[Prompt] Quote, word for word, every line starting at the line that contains "Type out the text in this image." and ending with the last line of the records; include both of these lines and no others.

[Dataset]
———

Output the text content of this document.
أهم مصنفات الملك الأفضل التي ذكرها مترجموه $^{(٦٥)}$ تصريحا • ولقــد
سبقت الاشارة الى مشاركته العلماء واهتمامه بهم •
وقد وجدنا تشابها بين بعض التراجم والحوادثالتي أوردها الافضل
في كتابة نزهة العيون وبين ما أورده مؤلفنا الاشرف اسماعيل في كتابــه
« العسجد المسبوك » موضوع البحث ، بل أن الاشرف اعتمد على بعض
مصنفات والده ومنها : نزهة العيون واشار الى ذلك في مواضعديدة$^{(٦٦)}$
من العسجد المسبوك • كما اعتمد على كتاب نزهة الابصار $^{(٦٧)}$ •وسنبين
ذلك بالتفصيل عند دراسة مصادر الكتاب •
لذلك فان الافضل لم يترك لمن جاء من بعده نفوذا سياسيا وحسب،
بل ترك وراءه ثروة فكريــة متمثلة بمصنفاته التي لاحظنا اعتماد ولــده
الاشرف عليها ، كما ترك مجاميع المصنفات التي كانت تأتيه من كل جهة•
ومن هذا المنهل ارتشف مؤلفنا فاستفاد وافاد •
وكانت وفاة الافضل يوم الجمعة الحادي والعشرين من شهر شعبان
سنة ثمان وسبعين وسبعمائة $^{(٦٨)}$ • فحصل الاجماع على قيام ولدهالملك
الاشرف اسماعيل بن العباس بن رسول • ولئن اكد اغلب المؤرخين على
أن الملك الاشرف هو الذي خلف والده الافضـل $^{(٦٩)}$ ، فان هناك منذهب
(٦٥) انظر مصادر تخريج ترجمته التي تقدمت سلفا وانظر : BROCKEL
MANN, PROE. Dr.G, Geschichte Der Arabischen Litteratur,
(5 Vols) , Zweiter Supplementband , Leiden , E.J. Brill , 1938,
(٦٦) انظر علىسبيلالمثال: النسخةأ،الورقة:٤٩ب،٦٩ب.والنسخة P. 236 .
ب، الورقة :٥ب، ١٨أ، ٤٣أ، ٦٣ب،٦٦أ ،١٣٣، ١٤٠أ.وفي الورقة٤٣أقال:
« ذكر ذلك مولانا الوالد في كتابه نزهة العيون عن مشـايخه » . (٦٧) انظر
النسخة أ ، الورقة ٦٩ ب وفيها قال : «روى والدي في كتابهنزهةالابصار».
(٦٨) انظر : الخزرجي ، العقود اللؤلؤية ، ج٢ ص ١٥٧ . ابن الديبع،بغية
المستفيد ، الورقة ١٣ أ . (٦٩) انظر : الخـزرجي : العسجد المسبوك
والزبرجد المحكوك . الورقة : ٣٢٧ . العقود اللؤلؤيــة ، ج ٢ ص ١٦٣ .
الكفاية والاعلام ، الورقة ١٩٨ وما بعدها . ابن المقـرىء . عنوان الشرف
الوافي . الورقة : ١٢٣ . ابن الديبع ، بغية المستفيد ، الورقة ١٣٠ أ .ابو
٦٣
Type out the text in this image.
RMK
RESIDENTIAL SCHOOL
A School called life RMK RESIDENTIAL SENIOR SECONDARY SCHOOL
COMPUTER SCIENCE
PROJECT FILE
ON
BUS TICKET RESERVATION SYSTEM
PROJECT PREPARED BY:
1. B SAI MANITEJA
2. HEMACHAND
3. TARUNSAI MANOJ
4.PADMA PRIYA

———

[Response to the task]
Type out the text in this image.
RMK
RESIDENTIAL SCHOOL
A School called life RMK RESIDENTIAL SENIOR SECONDARY SCHOOL
COMPUTER SCIENCE
PROJECT FILE
ON
BUS TICKET RESERVATION SYSTEM
PROJECT PREPARED BY:
1. B SAI MANITEJA
2. HEMACHAND
3. TARUNSAI MANOJ
4.PADMA PRIYA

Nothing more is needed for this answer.